> _Your objective_
State the number of lines in the material below that have "olio" in them, without any other text.

-- Start Provided records --

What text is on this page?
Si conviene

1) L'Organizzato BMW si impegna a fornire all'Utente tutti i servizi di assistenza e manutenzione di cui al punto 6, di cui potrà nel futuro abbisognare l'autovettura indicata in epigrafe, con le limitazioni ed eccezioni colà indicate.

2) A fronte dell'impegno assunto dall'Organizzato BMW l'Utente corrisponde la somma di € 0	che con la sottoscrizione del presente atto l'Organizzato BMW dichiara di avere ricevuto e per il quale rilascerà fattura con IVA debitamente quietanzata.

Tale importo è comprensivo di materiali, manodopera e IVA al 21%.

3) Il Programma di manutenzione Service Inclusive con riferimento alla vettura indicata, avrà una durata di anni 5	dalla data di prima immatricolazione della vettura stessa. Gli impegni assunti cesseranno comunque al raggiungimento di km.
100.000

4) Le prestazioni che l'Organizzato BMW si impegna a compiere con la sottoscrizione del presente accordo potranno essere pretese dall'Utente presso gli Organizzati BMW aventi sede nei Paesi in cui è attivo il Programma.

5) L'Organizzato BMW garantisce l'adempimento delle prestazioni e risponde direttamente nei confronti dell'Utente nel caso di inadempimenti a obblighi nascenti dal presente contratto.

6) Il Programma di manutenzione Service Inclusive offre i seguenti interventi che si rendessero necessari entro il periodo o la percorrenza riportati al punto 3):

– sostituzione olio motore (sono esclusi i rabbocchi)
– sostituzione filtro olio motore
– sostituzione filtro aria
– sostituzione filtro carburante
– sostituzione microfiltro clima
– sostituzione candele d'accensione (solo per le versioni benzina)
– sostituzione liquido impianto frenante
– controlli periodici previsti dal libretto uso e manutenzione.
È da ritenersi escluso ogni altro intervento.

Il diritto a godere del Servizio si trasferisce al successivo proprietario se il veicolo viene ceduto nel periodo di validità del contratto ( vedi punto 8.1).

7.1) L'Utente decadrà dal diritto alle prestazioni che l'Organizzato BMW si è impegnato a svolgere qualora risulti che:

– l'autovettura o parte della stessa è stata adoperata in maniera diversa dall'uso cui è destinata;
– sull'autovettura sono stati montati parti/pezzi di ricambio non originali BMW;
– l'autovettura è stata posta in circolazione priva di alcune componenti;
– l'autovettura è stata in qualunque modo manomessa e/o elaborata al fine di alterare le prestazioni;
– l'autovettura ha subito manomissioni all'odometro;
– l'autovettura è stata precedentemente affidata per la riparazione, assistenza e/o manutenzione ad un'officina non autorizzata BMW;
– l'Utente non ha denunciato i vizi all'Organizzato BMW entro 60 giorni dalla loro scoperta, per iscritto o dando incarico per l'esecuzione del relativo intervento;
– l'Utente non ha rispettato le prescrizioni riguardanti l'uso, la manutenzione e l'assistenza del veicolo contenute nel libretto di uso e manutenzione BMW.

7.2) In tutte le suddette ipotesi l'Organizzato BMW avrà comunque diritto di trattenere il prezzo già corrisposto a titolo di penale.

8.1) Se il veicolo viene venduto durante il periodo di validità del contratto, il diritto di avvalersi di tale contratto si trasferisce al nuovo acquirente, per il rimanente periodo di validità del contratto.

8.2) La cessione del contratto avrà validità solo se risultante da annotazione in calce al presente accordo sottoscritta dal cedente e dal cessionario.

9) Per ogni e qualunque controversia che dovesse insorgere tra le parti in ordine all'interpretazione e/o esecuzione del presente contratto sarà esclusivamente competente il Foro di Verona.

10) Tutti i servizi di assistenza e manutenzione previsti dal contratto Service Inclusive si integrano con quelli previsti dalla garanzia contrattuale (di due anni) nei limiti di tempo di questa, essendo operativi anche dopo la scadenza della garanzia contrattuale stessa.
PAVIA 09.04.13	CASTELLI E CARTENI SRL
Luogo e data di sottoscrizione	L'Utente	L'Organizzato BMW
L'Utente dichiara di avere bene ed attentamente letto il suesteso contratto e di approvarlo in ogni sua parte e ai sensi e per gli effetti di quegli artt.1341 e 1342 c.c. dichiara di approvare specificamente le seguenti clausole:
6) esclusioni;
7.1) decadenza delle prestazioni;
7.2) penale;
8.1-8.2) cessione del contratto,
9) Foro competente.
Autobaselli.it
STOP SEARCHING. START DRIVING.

-- End Provided records --

> _Result for this exercise_
2